(Consignes)
1. Recopiez fidèlement, dans le texte cité, le passage qui va de "Pour vous, jeunes" jusqu'à "construire cette approche décalée ?".
2. Relevez tous les noms propres de personnes et de lieux du texte cité, en donnant chacun une seule fois et sous sa forme la plus complète.

(Texte cité)
---*---

Pour vous, jeunes architectes formés à Toulouse dans cette fin des années 90, s’impose donc la nécessité d’une démarche de critique de l’architecture telle qu’elle est habituellement enseignée. Une critique assez radicale puisque vous êtes amenés à dire que l’architecture vous intéresse moins que ce qu’elle permet, notamment la réflexion sur l’usage. Quels appuis trouvez-vous dans votre formation pour construire cette approche décalée ?
Je pense que cela vient d’un éloignement très précoce, et paradoxal sans doute, avec l’architecture en tant que telle. Julien Choppin venait vraiment d’une pratique artistique qui le motivait beaucoup plus que l’acte de bâtir. Moi, je venais plutôt d’un intérêt pour les sciences sociales et les questions de société. Mes parents sont médecins, je suis issu de cette gauche humaniste provinciale qui considère que le bonheur des uns ne peut pas se faire sans celui des autres, et qu’il faut d’abord prendre soin de l’ensemble avant de prendre soin de soi – comme le dit Deleuze, la différence entre la gauche et la droite, c’est le sens dans lequel on compte ce qui nous attache, ce qui est important [1]. Ça a été un point de départ très personnel de la part de Julien et de ma part qui fait que nous nous lançons dans des études d’architecture, sans que celle-ci nous importe plus que cela en tant que telle.

---*---

(Données fournies)

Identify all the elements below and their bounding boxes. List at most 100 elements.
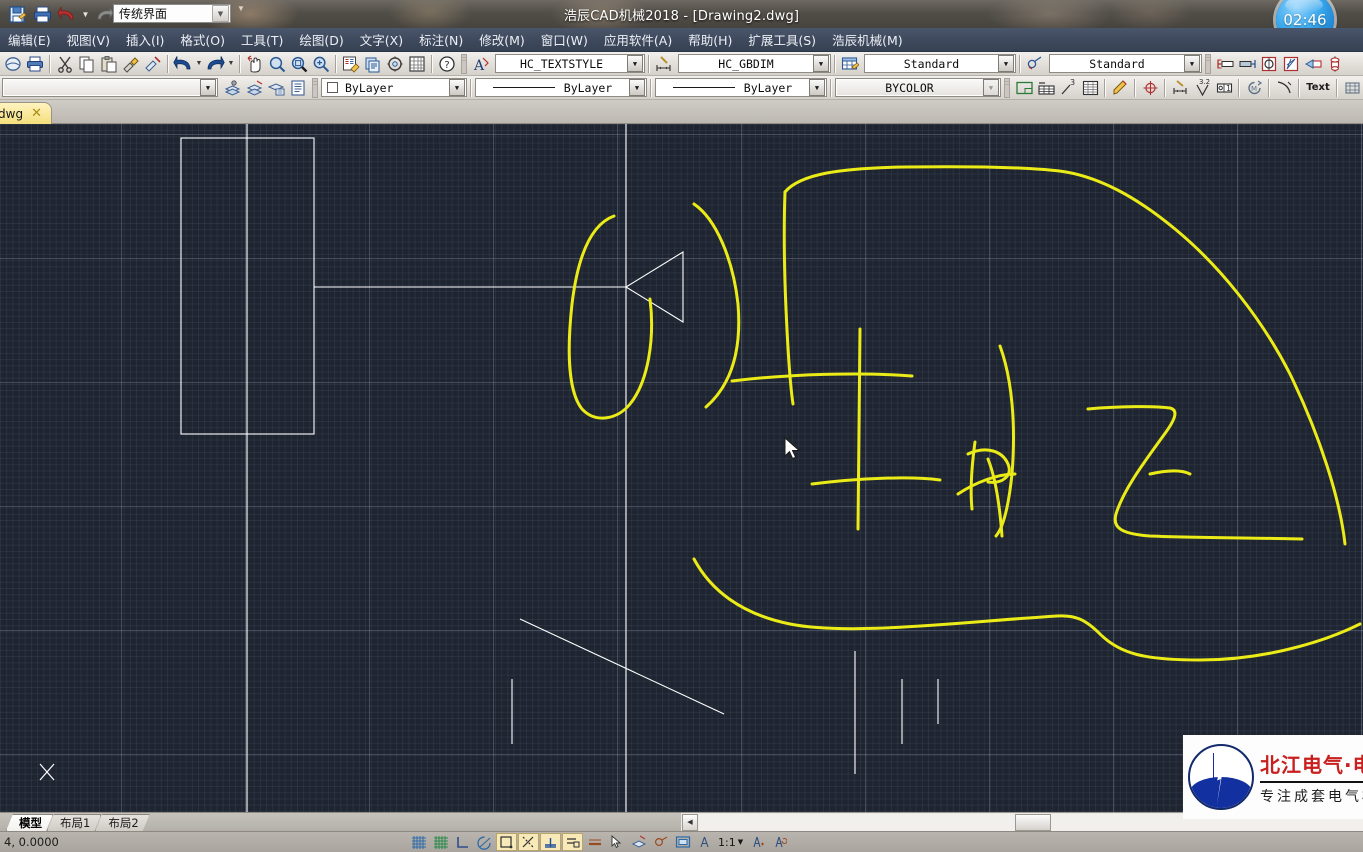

---*---

(Réponses par consigne)
1.
Pour vous, jeunes architectes formés à Toulouse dans cette fin des années 90, s’impose donc la nécessité d’une démarche de critique de l’architecture telle qu’elle est habituellement enseignée. Une critique assez radicale puisque vous êtes amenés à dire que l’architecture vous intéresse moins que ce qu’elle permet, notamment la réflexion sur l’usage. Quels appuis trouvez-vous dans votre formation pour construire cette approche décalée ?

2. Toulouse, Julien Choppin, Deleuze